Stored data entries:
+ + + + + + +

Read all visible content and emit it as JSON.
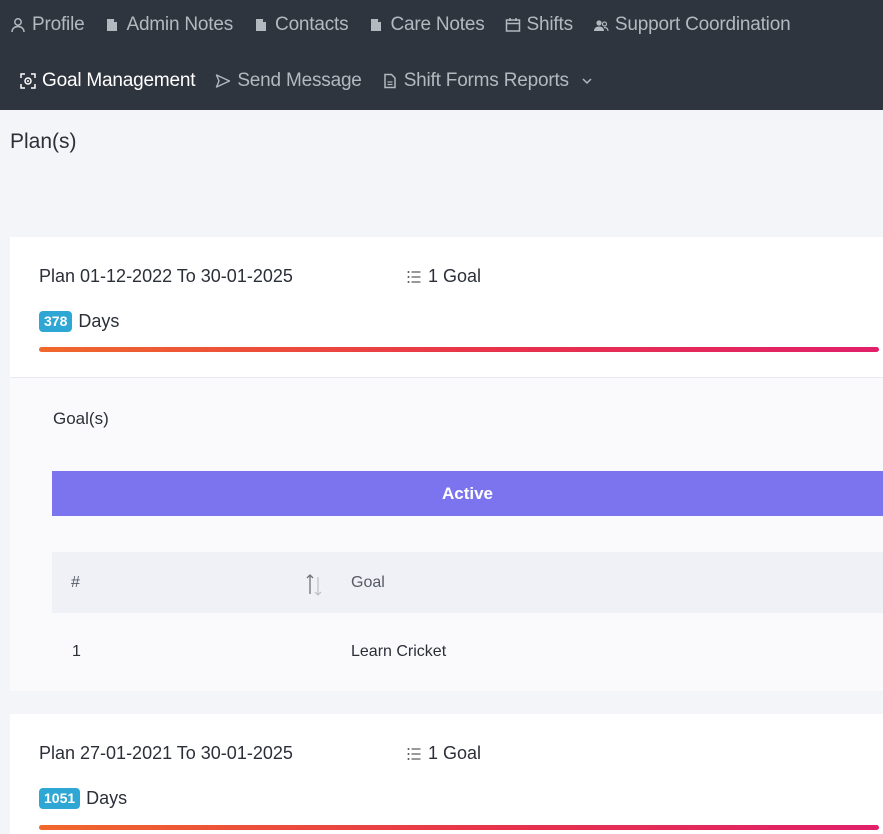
{
  "nav": {
    "row1": [
      {
        "label": "Profile",
        "icon": "user-icon"
      },
      {
        "label": "Admin Notes",
        "icon": "note-icon"
      },
      {
        "label": "Contacts",
        "icon": "note-icon"
      },
      {
        "label": "Care Notes",
        "icon": "note-icon"
      },
      {
        "label": "Shifts",
        "icon": "calendar-icon"
      },
      {
        "label": "Support Coordination",
        "icon": "users-icon"
      }
    ],
    "row2": [
      {
        "label": "Goal Management",
        "icon": "target-icon",
        "active": true
      },
      {
        "label": "Send Message",
        "icon": "send-icon"
      },
      {
        "label": "Shift Forms Reports",
        "icon": "file-icon",
        "dropdown": true
      }
    ]
  },
  "page": {
    "title": "Plan(s)"
  },
  "plans": [
    {
      "title": "Plan 01-12-2022 To 30-01-2025",
      "goal_count": "1 Goal",
      "days_value": "378",
      "days_label": "Days",
      "goals": {
        "heading": "Goal(s)",
        "status_tab": "Active",
        "columns": [
          "#",
          "Goal"
        ],
        "rows": [
          {
            "num": "1",
            "goal": "Learn Cricket"
          }
        ]
      }
    },
    {
      "title": "Plan 27-01-2021 To 30-01-2025",
      "goal_count": "1 Goal",
      "days_value": "1051",
      "days_label": "Days"
    }
  ],
  "colors": {
    "nav_bg": "#2f353e",
    "active_tab": "#7b74ee",
    "badge": "#2fa7d4"
  }
}
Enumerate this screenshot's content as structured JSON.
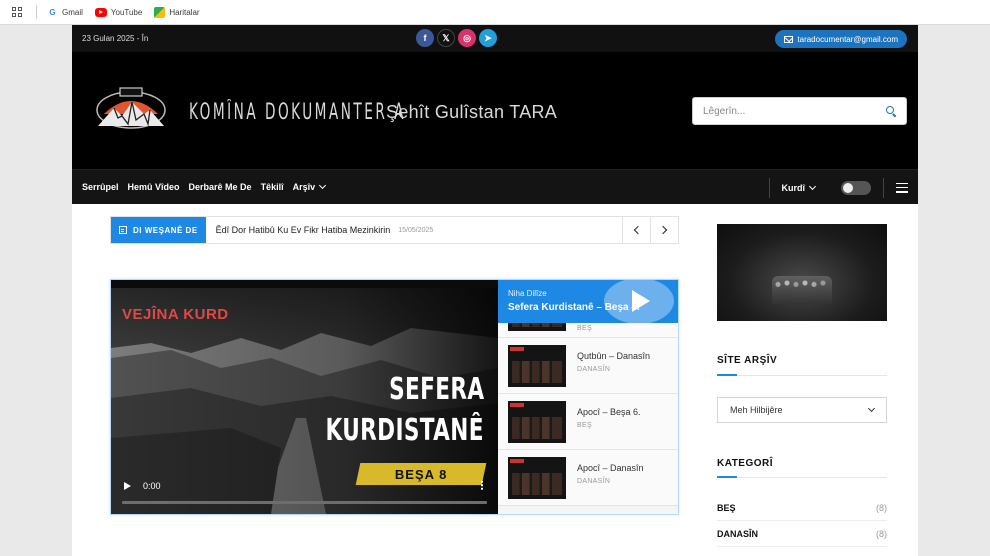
{
  "browser": {
    "bookmarks": [
      {
        "label": "Gmail",
        "icon": "google-icon"
      },
      {
        "label": "YouTube",
        "icon": "youtube-icon"
      },
      {
        "label": "Haritalar",
        "icon": "maps-icon"
      }
    ]
  },
  "topbar": {
    "date": "23 Gulan 2025 - În",
    "email": "taradocumentar@gmail.com",
    "socials": [
      "facebook-icon",
      "x-icon",
      "instagram-icon",
      "telegram-icon"
    ]
  },
  "masthead": {
    "brand": "KOMÎNA DOKUMANTER A",
    "brand_sub": "Şehît Gulîstan TARA",
    "search_placeholder": "Lêgerîn..."
  },
  "nav": {
    "items": [
      "Serrûpel",
      "Hemû Vîdeo",
      "Derbarê Me De",
      "Têkilî",
      "Arşîv"
    ],
    "language": "Kurdî"
  },
  "ticker": {
    "label": "DI WEŞANÊ DE",
    "headline": "Êdî Dor Hatibû Ku Ev Fikr Hatiba Mezinkirin",
    "date": "15/05/2025"
  },
  "video": {
    "overlay_red": "VEJÎNA KURD",
    "overlay_line1": "SEFERA",
    "overlay_line2": "KURDISTANÊ",
    "badge": "BEŞA 8",
    "time": "0:00"
  },
  "playlist": {
    "kicker": "Niha Dilîze",
    "current": "Sefera Kurdistanê – Beşa 8.",
    "items": [
      {
        "title": "",
        "category": "BEŞ"
      },
      {
        "title": "Qutbûn – Danasîn",
        "category": "DANASÎN"
      },
      {
        "title": "Apocî – Beşa 6.",
        "category": "BEŞ"
      },
      {
        "title": "Apocî – Danasîn",
        "category": "DANASÎN"
      }
    ]
  },
  "sidebar": {
    "archive_heading": "SÎTE ARŞÎV",
    "archive_select": "Meh Hilbijêre",
    "category_heading": "KATEGORÎ",
    "categories": [
      {
        "name": "BEŞ",
        "count": "(8)"
      },
      {
        "name": "DANASÎN",
        "count": "(8)"
      }
    ]
  }
}
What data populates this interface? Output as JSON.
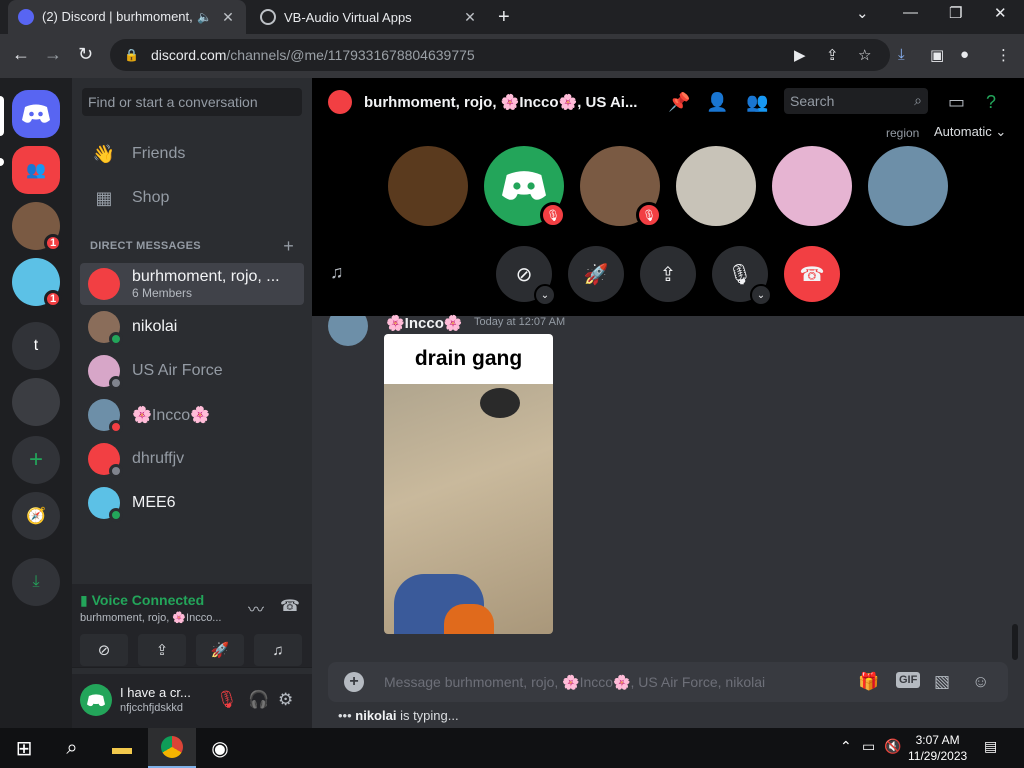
{
  "browser": {
    "tabs": [
      {
        "title": "(2) Discord | burhmoment, rojo, 🌸Incco🌸, US Air Force, nikolai",
        "active": true
      },
      {
        "title": "VB-Audio Virtual Apps",
        "active": false
      }
    ],
    "url_domain": "discord.com",
    "url_path": "/channels/@me/1179331678804639775"
  },
  "servers": {
    "badges": [
      "1",
      "1"
    ],
    "letter_server": "t"
  },
  "dm_sidebar": {
    "search_placeholder": "Find or start a conversation",
    "nav": [
      {
        "label": "Friends"
      },
      {
        "label": "Shop"
      }
    ],
    "section_label": "DIRECT MESSAGES",
    "dms": [
      {
        "name": "burhmoment, rojo, ...",
        "sub": "6 Members",
        "status": "",
        "color": "#f23f43"
      },
      {
        "name": "nikolai",
        "status": "online",
        "color": "#8a6d5a"
      },
      {
        "name": "US Air Force",
        "status": "offline",
        "color": "#d7a6c8"
      },
      {
        "name": "🌸Incco🌸",
        "status": "dnd",
        "color": "#6d8fa8"
      },
      {
        "name": "dhruffjv",
        "status": "offline",
        "color": "#f23f43"
      },
      {
        "name": "MEE6",
        "status": "online",
        "color": "#5cc1e6"
      }
    ]
  },
  "voice": {
    "status": "Voice Connected",
    "channel": "burhmoment, rojo, 🌸Incco..."
  },
  "user": {
    "name": "I have a cr...",
    "tag": "nfjcchfjdskkd"
  },
  "channel": {
    "title": "burhmoment, rojo, 🌸Incco🌸, US Ai...",
    "search_placeholder": "Search",
    "region_label": "region",
    "region_value": "Automatic"
  },
  "message": {
    "author": "🌸Incco🌸",
    "timestamp": "Today at 12:07 AM",
    "media_caption": "drain gang"
  },
  "composer": {
    "placeholder": "Message burhmoment, rojo, 🌸Incco🌸, US Air Force, nikolai",
    "gif_label": "GIF"
  },
  "typing": {
    "user": "nikolai",
    "suffix": " is typing..."
  },
  "taskbar": {
    "time": "3:07 AM",
    "date": "11/29/2023"
  },
  "colors": {
    "discord_blurple": "#5865f2",
    "online": "#23a55a",
    "dnd": "#f23f43",
    "offline": "#80848e"
  }
}
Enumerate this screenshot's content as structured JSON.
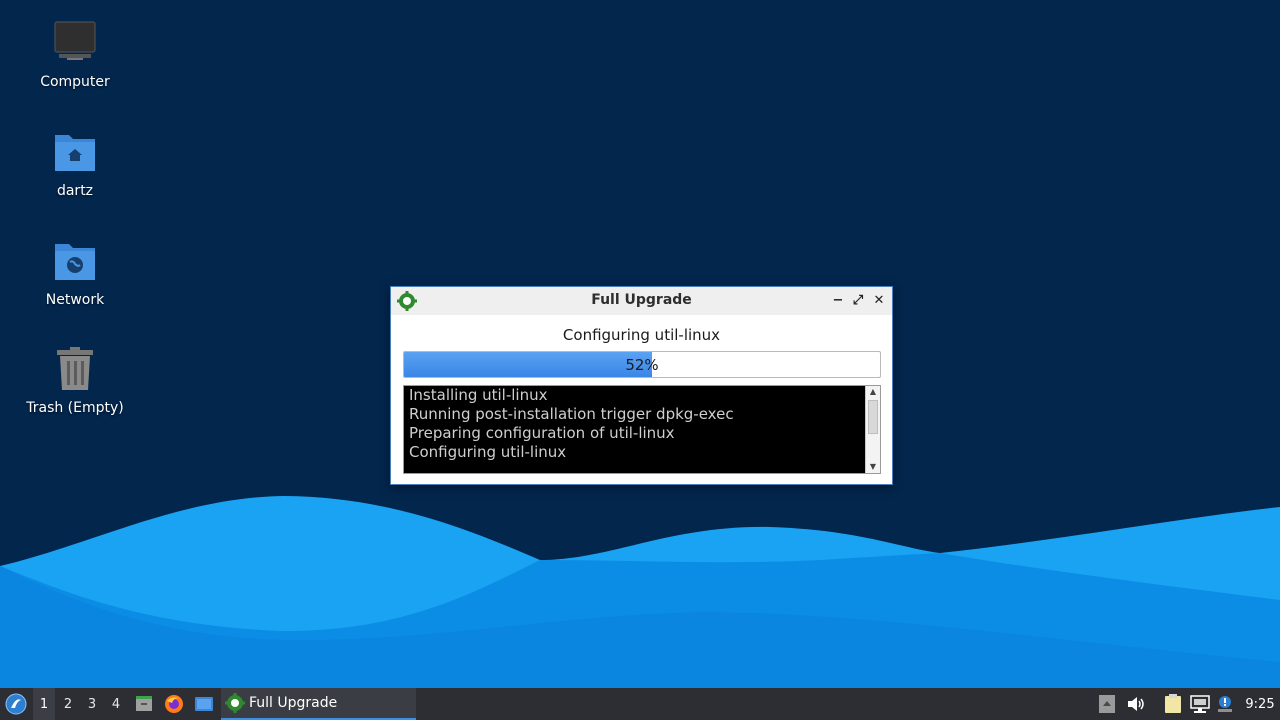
{
  "desktop": {
    "icons": [
      {
        "label": "Computer",
        "icon": "computer-icon"
      },
      {
        "label": "dartz",
        "icon": "home-folder-icon"
      },
      {
        "label": "Network",
        "icon": "network-folder-icon"
      },
      {
        "label": "Trash (Empty)",
        "icon": "trash-icon"
      }
    ]
  },
  "dialog": {
    "title": "Full Upgrade",
    "status": "Configuring util-linux",
    "progress": {
      "percent": 52,
      "label": "52%"
    },
    "log_lines": [
      "Installing util-linux",
      "Running post-installation trigger dpkg-exec",
      "Preparing configuration of util-linux",
      "Configuring util-linux"
    ],
    "controls": {
      "minimize": "−",
      "maximize": "⤢",
      "close": "✕"
    }
  },
  "taskbar": {
    "workspaces": [
      "1",
      "2",
      "3",
      "4"
    ],
    "active_workspace": "1",
    "launchers": [
      "file-manager-icon",
      "firefox-icon",
      "desktop-icon"
    ],
    "task": {
      "label": "Full Upgrade",
      "icon": "gear-icon"
    },
    "tray": [
      "panel-hide-icon",
      "volume-icon",
      "clipboard-icon",
      "network-icon",
      "notification-icon"
    ],
    "clock": "9:25"
  },
  "colors": {
    "wallpaper_dark": "#03264d",
    "wave_light": "#1ea6f5",
    "wave_mid": "#0f8fe8",
    "progress_fill": "#3a86e6",
    "taskbar": "#2c2e33",
    "accent": "#3d8fe6"
  }
}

+ + + + + + +

## Short exercise
Reproduce each line exactly, please, except for any pictures.

## Written solution
Read all visible content and emit it as JSON.
{
  "nav": {
    "row1": [
      {
        "label": "Profile",
        "icon": "user-icon"
      },
      {
        "label": "Admin Notes",
        "icon": "note-icon"
      },
      {
        "label": "Contacts",
        "icon": "note-icon"
      },
      {
        "label": "Care Notes",
        "icon": "note-icon"
      },
      {
        "label": "Shifts",
        "icon": "calendar-icon"
      },
      {
        "label": "Support Coordination",
        "icon": "users-icon"
      }
    ],
    "row2": [
      {
        "label": "Goal Management",
        "icon": "target-icon",
        "active": true
      },
      {
        "label": "Send Message",
        "icon": "send-icon"
      },
      {
        "label": "Shift Forms Reports",
        "icon": "file-icon",
        "dropdown": true
      }
    ]
  },
  "page": {
    "title": "Plan(s)"
  },
  "plans": [
    {
      "title": "Plan 01-12-2022 To 30-01-2025",
      "goal_count": "1 Goal",
      "days_value": "378",
      "days_label": "Days",
      "goals": {
        "heading": "Goal(s)",
        "status_tab": "Active",
        "columns": [
          "#",
          "Goal"
        ],
        "rows": [
          {
            "num": "1",
            "goal": "Learn Cricket"
          }
        ]
      }
    },
    {
      "title": "Plan 27-01-2021 To 30-01-2025",
      "goal_count": "1 Goal",
      "days_value": "1051",
      "days_label": "Days"
    }
  ],
  "colors": {
    "nav_bg": "#2f353e",
    "active_tab": "#7b74ee",
    "badge": "#2fa7d4"
  }
}
Enumerate this screenshot's content as structured JSON.
{
  "browser": {
    "bookmarks": [
      {
        "label": "Gmail",
        "icon": "google-icon"
      },
      {
        "label": "YouTube",
        "icon": "youtube-icon"
      },
      {
        "label": "Haritalar",
        "icon": "maps-icon"
      }
    ]
  },
  "topbar": {
    "date": "23 Gulan 2025 - În",
    "email": "taradocumentar@gmail.com",
    "socials": [
      "facebook-icon",
      "x-icon",
      "instagram-icon",
      "telegram-icon"
    ]
  },
  "masthead": {
    "brand": "KOMÎNA DOKUMANTER A",
    "brand_sub": "Şehît Gulîstan TARA",
    "search_placeholder": "Lêgerîn..."
  },
  "nav": {
    "items": [
      "Serrûpel",
      "Hemû Vîdeo",
      "Derbarê Me De",
      "Têkilî",
      "Arşîv"
    ],
    "language": "Kurdî"
  },
  "ticker": {
    "label": "DI WEŞANÊ DE",
    "headline": "Êdî Dor Hatibû Ku Ev Fikr Hatiba Mezinkirin",
    "date": "15/05/2025"
  },
  "video": {
    "overlay_red": "VEJÎNA KURD",
    "overlay_line1": "SEFERA",
    "overlay_line2": "KURDISTANÊ",
    "badge": "BEŞA 8",
    "time": "0:00"
  },
  "playlist": {
    "kicker": "Niha Dilîze",
    "current": "Sefera Kurdistanê – Beşa 8.",
    "items": [
      {
        "title": "",
        "category": "BEŞ"
      },
      {
        "title": "Qutbûn – Danasîn",
        "category": "DANASÎN"
      },
      {
        "title": "Apocî – Beşa 6.",
        "category": "BEŞ"
      },
      {
        "title": "Apocî – Danasîn",
        "category": "DANASÎN"
      }
    ]
  },
  "sidebar": {
    "archive_heading": "SÎTE ARŞÎV",
    "archive_select": "Meh Hilbijêre",
    "category_heading": "KATEGORÎ",
    "categories": [
      {
        "name": "BEŞ",
        "count": "(8)"
      },
      {
        "name": "DANASÎN",
        "count": "(8)"
      }
    ]
  }
}
What data populates this interface? Output as JSON.
{
  "browser": {
    "tabs": [
      {
        "title": "(2) Discord | burhmoment, rojo, 🌸Incco🌸, US Air Force, nikolai",
        "active": true
      },
      {
        "title": "VB-Audio Virtual Apps",
        "active": false
      }
    ],
    "url_domain": "discord.com",
    "url_path": "/channels/@me/1179331678804639775"
  },
  "servers": {
    "badges": [
      "1",
      "1"
    ],
    "letter_server": "t"
  },
  "dm_sidebar": {
    "search_placeholder": "Find or start a conversation",
    "nav": [
      {
        "label": "Friends"
      },
      {
        "label": "Shop"
      }
    ],
    "section_label": "DIRECT MESSAGES",
    "dms": [
      {
        "name": "burhmoment, rojo, ...",
        "sub": "6 Members",
        "status": "",
        "color": "#f23f43"
      },
      {
        "name": "nikolai",
        "status": "online",
        "color": "#8a6d5a"
      },
      {
        "name": "US Air Force",
        "status": "offline",
        "color": "#d7a6c8"
      },
      {
        "name": "🌸Incco🌸",
        "status": "dnd",
        "color": "#6d8fa8"
      },
      {
        "name": "dhruffjv",
        "status": "offline",
        "color": "#f23f43"
      },
      {
        "name": "MEE6",
        "status": "online",
        "color": "#5cc1e6"
      }
    ]
  },
  "voice": {
    "status": "Voice Connected",
    "channel": "burhmoment, rojo, 🌸Incco..."
  },
  "user": {
    "name": "I have a cr...",
    "tag": "nfjcchfjdskkd"
  },
  "channel": {
    "title": "burhmoment, rojo, 🌸Incco🌸, US Ai...",
    "search_placeholder": "Search",
    "region_label": "region",
    "region_value": "Automatic"
  },
  "message": {
    "author": "🌸Incco🌸",
    "timestamp": "Today at 12:07 AM",
    "media_caption": "drain gang"
  },
  "composer": {
    "placeholder": "Message burhmoment, rojo, 🌸Incco🌸, US Air Force, nikolai",
    "gif_label": "GIF"
  },
  "typing": {
    "user": "nikolai",
    "suffix": " is typing..."
  },
  "taskbar": {
    "time": "3:07 AM",
    "date": "11/29/2023"
  },
  "colors": {
    "discord_blurple": "#5865f2",
    "online": "#23a55a",
    "dnd": "#f23f43",
    "offline": "#80848e"
  }
}
Enumerate this screenshot's content as structured JSON.
{
  "desktop": {
    "icons": [
      {
        "label": "Computer",
        "icon": "computer-icon"
      },
      {
        "label": "dartz",
        "icon": "home-folder-icon"
      },
      {
        "label": "Network",
        "icon": "network-folder-icon"
      },
      {
        "label": "Trash (Empty)",
        "icon": "trash-icon"
      }
    ]
  },
  "dialog": {
    "title": "Full Upgrade",
    "status": "Configuring util-linux",
    "progress": {
      "percent": 52,
      "label": "52%"
    },
    "log_lines": [
      "Installing util-linux",
      "Running post-installation trigger dpkg-exec",
      "Preparing configuration of util-linux",
      "Configuring util-linux"
    ],
    "controls": {
      "minimize": "−",
      "maximize": "⤢",
      "close": "✕"
    }
  },
  "taskbar": {
    "workspaces": [
      "1",
      "2",
      "3",
      "4"
    ],
    "active_workspace": "1",
    "launchers": [
      "file-manager-icon",
      "firefox-icon",
      "desktop-icon"
    ],
    "task": {
      "label": "Full Upgrade",
      "icon": "gear-icon"
    },
    "tray": [
      "panel-hide-icon",
      "volume-icon",
      "clipboard-icon",
      "network-icon",
      "notification-icon"
    ],
    "clock": "9:25"
  },
  "colors": {
    "wallpaper_dark": "#03264d",
    "wave_light": "#1ea6f5",
    "wave_mid": "#0f8fe8",
    "progress_fill": "#3a86e6",
    "taskbar": "#2c2e33",
    "accent": "#3d8fe6"
  }
}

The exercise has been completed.